▶ Extracted information:
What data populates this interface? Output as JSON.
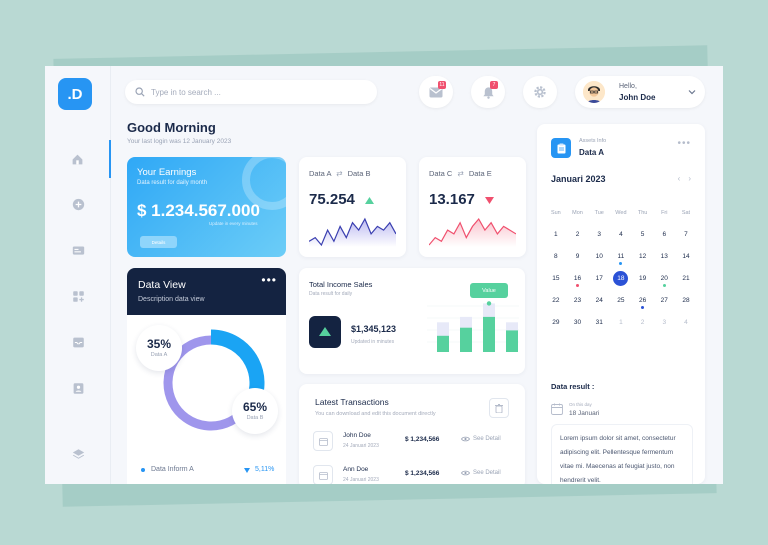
{
  "logo": ".D",
  "search": {
    "placeholder": "Type in to search ..."
  },
  "notifications": {
    "mail_count": "11",
    "bell_count": "7"
  },
  "user": {
    "greeting": "Hello,",
    "name": "John Doe"
  },
  "greeting": {
    "title": "Good Morning",
    "last_login": "Your last login was 12 January 2023"
  },
  "earnings": {
    "title": "Your Earnings",
    "subtitle": "Data result for daily month",
    "value": "$ 1.234.567.000",
    "updated": "Update in every minutes",
    "button": "Details"
  },
  "data_view": {
    "title": "Data View",
    "subtitle": "Description data view",
    "a_pct": "35%",
    "a_label": "Data A",
    "b_pct": "65%",
    "b_label": "Data B",
    "inform_label": "Data Inform A",
    "inform_value": "5,11%",
    "segments": [
      35,
      65
    ],
    "colors": {
      "a": "#1aa4f4",
      "b": "#9f96ec"
    }
  },
  "data_ab": {
    "a": "Data A",
    "b": "Data B",
    "value": "75.254",
    "trend": "up",
    "series": [
      3,
      4,
      2,
      6,
      3,
      7,
      4,
      8,
      6,
      9,
      5,
      7,
      6,
      8,
      5
    ]
  },
  "data_ce": {
    "c": "Data C",
    "e": "Data E",
    "value": "13.167",
    "trend": "down",
    "series": [
      3,
      5,
      4,
      7,
      6,
      9,
      5,
      8,
      10,
      7,
      9,
      6,
      8,
      7,
      6
    ]
  },
  "income": {
    "title": "Total Income Sales",
    "subtitle": "Data result for daily",
    "value": "$1,345,123",
    "updated": "Updated in minutes",
    "tag": "Value",
    "bars": [
      {
        "back": 55,
        "front": 30
      },
      {
        "back": 65,
        "front": 45
      },
      {
        "back": 90,
        "front": 65
      },
      {
        "back": 55,
        "front": 40
      }
    ]
  },
  "transactions": {
    "title": "Latest Transactions",
    "subtitle": "You can download and edit this document directly",
    "rows": [
      {
        "name": "John Doe",
        "date": "24 Januari 2023",
        "amount": "$ 1,234,566",
        "action": "See Detail"
      },
      {
        "name": "Ann Doe",
        "date": "24 Januari 2023",
        "amount": "$ 1,234,566",
        "action": "See Detail"
      }
    ]
  },
  "assets": {
    "subtitle": "Assets Info",
    "title": "Data A",
    "calendar": {
      "month": "Januari 2023",
      "weekdays": [
        "Sun",
        "Mon",
        "Tue",
        "Wed",
        "Thu",
        "Fri",
        "Sat"
      ],
      "days": [
        [
          "1",
          "2",
          "3",
          "4",
          "5",
          "6",
          "7"
        ],
        [
          "8",
          "9",
          "10",
          "11",
          "12",
          "13",
          "14"
        ],
        [
          "15",
          "16",
          "17",
          "18",
          "19",
          "20",
          "21"
        ],
        [
          "22",
          "23",
          "24",
          "25",
          "26",
          "27",
          "28"
        ],
        [
          "29",
          "30",
          "31",
          "1",
          "2",
          "3",
          "4"
        ]
      ],
      "rows_display": [
        [
          "",
          "",
          "",
          "",
          "",
          "",
          ""
        ],
        [
          "",
          "",
          "",
          "",
          "",
          "",
          ""
        ]
      ]
    },
    "data_result_title": "Data result :",
    "on_this_day": "On this day",
    "date": "18 Januari",
    "text": "Lorem ipsum dolor sit amet, consectetur adipiscing elit. Pellentesque fermentum vitae mi. Maecenas at feugiat justo, non hendrerit velit.",
    "axis": [
      "100",
      "60"
    ]
  },
  "colors": {
    "accent": "#2795f3",
    "navy": "#142341",
    "green": "#56d19e",
    "red": "#f0506e",
    "purple": "#9f96ec"
  }
}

▶ Your goal: Omit the pictures. Output every record above word for word.

▶ Solution to this task:
What data populates this interface? Output as JSON.
{
  "logo": ".D",
  "search": {
    "placeholder": "Type in to search ..."
  },
  "notifications": {
    "mail_count": "11",
    "bell_count": "7"
  },
  "user": {
    "greeting": "Hello,",
    "name": "John Doe"
  },
  "greeting": {
    "title": "Good Morning",
    "last_login": "Your last login was 12 January 2023"
  },
  "earnings": {
    "title": "Your Earnings",
    "subtitle": "Data result for daily month",
    "value": "$ 1.234.567.000",
    "updated": "Update in every minutes",
    "button": "Details"
  },
  "data_view": {
    "title": "Data View",
    "subtitle": "Description data view",
    "a_pct": "35%",
    "a_label": "Data A",
    "b_pct": "65%",
    "b_label": "Data B",
    "inform_label": "Data Inform A",
    "inform_value": "5,11%",
    "segments": [
      35,
      65
    ],
    "colors": {
      "a": "#1aa4f4",
      "b": "#9f96ec"
    }
  },
  "data_ab": {
    "a": "Data A",
    "b": "Data B",
    "value": "75.254",
    "trend": "up",
    "series": [
      3,
      4,
      2,
      6,
      3,
      7,
      4,
      8,
      6,
      9,
      5,
      7,
      6,
      8,
      5
    ]
  },
  "data_ce": {
    "c": "Data C",
    "e": "Data E",
    "value": "13.167",
    "trend": "down",
    "series": [
      3,
      5,
      4,
      7,
      6,
      9,
      5,
      8,
      10,
      7,
      9,
      6,
      8,
      7,
      6
    ]
  },
  "income": {
    "title": "Total Income Sales",
    "subtitle": "Data result for daily",
    "value": "$1,345,123",
    "updated": "Updated in minutes",
    "tag": "Value",
    "bars": [
      {
        "back": 55,
        "front": 30
      },
      {
        "back": 65,
        "front": 45
      },
      {
        "back": 90,
        "front": 65
      },
      {
        "back": 55,
        "front": 40
      }
    ]
  },
  "transactions": {
    "title": "Latest Transactions",
    "subtitle": "You can download and edit this document directly",
    "rows": [
      {
        "name": "John Doe",
        "date": "24 Januari 2023",
        "amount": "$ 1,234,566",
        "action": "See Detail"
      },
      {
        "name": "Ann Doe",
        "date": "24 Januari 2023",
        "amount": "$ 1,234,566",
        "action": "See Detail"
      }
    ]
  },
  "assets": {
    "subtitle": "Assets Info",
    "title": "Data A",
    "calendar": {
      "month": "Januari 2023",
      "weekdays": [
        "Sun",
        "Mon",
        "Tue",
        "Wed",
        "Thu",
        "Fri",
        "Sat"
      ],
      "days": [
        [
          "1",
          "2",
          "3",
          "4",
          "5",
          "6",
          "7"
        ],
        [
          "8",
          "9",
          "10",
          "11",
          "12",
          "13",
          "14"
        ],
        [
          "15",
          "16",
          "17",
          "18",
          "19",
          "20",
          "21"
        ],
        [
          "22",
          "23",
          "24",
          "25",
          "26",
          "27",
          "28"
        ],
        [
          "29",
          "30",
          "31",
          "1",
          "2",
          "3",
          "4"
        ]
      ],
      "rows_display": [
        [
          "",
          "",
          "",
          "",
          "",
          "",
          ""
        ],
        [
          "",
          "",
          "",
          "",
          "",
          "",
          ""
        ]
      ]
    },
    "data_result_title": "Data result :",
    "on_this_day": "On this day",
    "date": "18 Januari",
    "text": "Lorem ipsum dolor sit amet, consectetur adipiscing elit. Pellentesque fermentum vitae mi. Maecenas at feugiat justo, non hendrerit velit.",
    "axis": [
      "100",
      "60"
    ]
  },
  "colors": {
    "accent": "#2795f3",
    "navy": "#142341",
    "green": "#56d19e",
    "red": "#f0506e",
    "purple": "#9f96ec"
  }
}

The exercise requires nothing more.